# [RECORDS FOR THE TASK]
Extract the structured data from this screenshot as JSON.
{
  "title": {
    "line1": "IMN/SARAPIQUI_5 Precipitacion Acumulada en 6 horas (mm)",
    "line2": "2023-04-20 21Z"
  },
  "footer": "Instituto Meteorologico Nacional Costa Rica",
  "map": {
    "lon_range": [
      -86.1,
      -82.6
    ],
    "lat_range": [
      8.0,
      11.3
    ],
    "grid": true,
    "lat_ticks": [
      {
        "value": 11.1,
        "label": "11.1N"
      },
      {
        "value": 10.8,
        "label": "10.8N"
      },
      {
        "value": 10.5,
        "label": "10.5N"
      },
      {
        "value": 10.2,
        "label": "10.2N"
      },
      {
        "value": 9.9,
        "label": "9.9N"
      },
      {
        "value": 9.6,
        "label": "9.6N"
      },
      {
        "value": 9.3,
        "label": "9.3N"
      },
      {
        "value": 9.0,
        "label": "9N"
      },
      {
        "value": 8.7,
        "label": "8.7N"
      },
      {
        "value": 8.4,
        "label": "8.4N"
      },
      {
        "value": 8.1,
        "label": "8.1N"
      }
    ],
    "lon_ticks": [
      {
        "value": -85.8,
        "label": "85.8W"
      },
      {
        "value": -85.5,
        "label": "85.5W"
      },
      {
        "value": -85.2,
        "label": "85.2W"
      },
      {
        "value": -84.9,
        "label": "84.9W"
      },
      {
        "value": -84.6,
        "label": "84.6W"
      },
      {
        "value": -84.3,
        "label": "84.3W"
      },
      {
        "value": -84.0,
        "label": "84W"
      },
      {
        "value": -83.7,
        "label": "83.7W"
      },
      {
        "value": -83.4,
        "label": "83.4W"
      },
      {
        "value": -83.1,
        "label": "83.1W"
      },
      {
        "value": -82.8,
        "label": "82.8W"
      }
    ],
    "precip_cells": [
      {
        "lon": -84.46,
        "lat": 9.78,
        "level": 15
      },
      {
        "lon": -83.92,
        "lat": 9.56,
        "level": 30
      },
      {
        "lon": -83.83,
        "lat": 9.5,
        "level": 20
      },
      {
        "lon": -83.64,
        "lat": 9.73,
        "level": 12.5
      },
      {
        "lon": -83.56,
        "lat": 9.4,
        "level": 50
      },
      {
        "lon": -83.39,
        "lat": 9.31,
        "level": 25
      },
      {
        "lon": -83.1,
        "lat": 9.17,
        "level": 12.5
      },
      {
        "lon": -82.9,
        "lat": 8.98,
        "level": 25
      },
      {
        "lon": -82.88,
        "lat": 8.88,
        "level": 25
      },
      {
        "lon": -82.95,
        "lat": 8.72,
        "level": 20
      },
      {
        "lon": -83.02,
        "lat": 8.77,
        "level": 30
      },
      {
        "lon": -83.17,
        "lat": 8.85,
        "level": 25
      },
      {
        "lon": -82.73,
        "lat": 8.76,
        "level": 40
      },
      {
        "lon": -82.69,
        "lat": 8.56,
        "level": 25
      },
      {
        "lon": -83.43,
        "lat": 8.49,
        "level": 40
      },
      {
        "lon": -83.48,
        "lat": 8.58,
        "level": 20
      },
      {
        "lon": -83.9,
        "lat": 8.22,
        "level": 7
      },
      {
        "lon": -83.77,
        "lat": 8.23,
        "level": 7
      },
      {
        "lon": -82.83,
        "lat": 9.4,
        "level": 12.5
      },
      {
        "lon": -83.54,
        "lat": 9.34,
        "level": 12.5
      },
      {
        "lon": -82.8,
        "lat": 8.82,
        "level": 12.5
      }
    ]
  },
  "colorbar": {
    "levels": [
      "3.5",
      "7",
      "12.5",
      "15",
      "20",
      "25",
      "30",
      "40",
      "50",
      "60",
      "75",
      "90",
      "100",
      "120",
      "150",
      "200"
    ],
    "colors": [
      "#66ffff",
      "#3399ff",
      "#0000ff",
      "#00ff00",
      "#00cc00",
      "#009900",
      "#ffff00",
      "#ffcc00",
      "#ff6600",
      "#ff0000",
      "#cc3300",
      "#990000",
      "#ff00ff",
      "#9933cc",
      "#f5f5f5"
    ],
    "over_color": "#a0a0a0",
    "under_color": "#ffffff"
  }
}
* * *
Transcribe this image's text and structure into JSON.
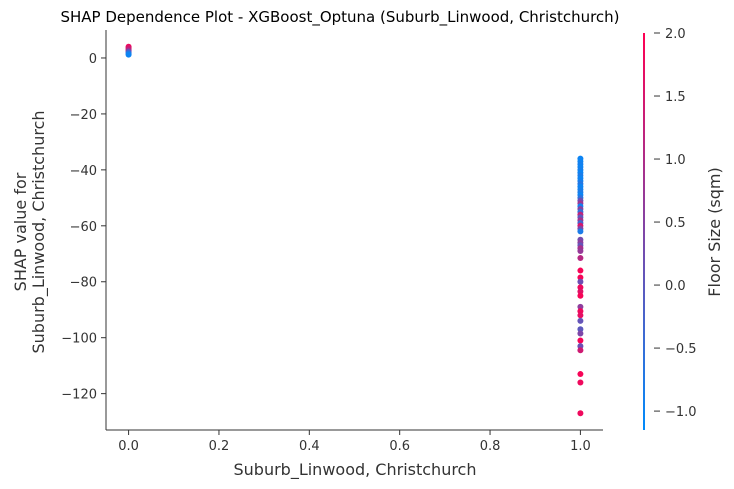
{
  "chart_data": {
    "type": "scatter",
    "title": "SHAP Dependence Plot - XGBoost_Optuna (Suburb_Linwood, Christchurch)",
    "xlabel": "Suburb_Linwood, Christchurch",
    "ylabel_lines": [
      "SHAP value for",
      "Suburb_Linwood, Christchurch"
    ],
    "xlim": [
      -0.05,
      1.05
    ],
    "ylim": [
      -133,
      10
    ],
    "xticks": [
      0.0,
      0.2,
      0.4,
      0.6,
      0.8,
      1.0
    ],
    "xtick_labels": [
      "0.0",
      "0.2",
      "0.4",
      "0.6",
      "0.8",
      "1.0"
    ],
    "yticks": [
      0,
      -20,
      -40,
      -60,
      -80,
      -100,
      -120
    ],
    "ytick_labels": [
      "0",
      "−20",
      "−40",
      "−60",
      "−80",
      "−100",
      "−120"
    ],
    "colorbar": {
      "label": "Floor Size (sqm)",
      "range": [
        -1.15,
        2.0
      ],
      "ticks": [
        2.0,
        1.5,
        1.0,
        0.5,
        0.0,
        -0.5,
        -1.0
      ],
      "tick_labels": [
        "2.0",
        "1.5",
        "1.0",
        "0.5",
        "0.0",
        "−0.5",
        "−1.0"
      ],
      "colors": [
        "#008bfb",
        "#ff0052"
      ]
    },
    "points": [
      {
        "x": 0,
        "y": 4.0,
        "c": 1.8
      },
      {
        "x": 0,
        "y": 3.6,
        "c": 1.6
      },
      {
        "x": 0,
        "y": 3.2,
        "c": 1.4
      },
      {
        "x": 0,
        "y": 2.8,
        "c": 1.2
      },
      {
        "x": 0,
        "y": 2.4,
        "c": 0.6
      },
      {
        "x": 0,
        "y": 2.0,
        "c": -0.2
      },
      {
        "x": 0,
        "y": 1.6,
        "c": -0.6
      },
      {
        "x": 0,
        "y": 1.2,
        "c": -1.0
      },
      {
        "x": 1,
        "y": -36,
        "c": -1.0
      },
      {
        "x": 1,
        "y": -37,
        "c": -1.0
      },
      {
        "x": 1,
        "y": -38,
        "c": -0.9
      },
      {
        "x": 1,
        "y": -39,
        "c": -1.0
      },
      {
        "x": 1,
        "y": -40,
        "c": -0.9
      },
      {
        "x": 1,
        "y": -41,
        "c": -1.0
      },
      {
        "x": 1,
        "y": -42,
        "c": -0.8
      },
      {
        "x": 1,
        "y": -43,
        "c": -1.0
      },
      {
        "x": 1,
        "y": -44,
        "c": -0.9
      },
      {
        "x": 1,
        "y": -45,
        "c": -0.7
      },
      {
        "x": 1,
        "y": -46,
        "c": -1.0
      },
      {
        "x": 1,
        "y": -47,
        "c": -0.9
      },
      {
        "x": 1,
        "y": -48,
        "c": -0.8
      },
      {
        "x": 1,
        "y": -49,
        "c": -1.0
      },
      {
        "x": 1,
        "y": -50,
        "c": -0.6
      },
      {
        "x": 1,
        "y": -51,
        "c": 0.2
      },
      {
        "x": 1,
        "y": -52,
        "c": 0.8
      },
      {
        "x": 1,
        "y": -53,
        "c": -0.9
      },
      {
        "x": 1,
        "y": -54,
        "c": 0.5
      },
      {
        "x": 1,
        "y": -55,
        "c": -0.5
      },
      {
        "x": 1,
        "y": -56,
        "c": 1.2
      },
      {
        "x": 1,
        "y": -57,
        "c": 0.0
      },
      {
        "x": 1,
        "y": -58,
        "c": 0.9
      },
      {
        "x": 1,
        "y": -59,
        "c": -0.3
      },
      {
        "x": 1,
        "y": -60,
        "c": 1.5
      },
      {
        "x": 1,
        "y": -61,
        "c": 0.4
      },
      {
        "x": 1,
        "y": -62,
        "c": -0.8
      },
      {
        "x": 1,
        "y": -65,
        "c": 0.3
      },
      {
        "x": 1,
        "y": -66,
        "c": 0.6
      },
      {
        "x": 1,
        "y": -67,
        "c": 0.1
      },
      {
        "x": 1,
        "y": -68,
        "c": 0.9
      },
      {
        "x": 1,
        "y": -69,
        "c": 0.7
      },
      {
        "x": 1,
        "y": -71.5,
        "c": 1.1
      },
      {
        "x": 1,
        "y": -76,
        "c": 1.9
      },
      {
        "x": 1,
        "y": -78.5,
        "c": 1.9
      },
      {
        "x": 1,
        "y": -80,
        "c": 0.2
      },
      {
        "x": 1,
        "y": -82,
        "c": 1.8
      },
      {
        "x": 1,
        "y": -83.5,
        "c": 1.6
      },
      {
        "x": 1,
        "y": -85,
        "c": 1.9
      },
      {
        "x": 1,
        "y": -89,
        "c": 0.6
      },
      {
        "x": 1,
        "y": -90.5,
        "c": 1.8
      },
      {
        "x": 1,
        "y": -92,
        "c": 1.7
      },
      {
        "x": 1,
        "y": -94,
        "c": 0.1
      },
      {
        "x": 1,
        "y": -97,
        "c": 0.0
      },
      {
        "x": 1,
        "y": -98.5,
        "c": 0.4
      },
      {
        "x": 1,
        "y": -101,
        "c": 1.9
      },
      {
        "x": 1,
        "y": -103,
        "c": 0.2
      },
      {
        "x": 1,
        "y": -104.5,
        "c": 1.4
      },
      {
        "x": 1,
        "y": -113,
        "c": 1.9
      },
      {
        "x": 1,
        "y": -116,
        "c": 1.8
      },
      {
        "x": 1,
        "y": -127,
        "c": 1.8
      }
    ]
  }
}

# [EXERCISE GOAL]
Only a number is wanted: how many lines of the material include the word "this".

# [TASK OUTPUT]
2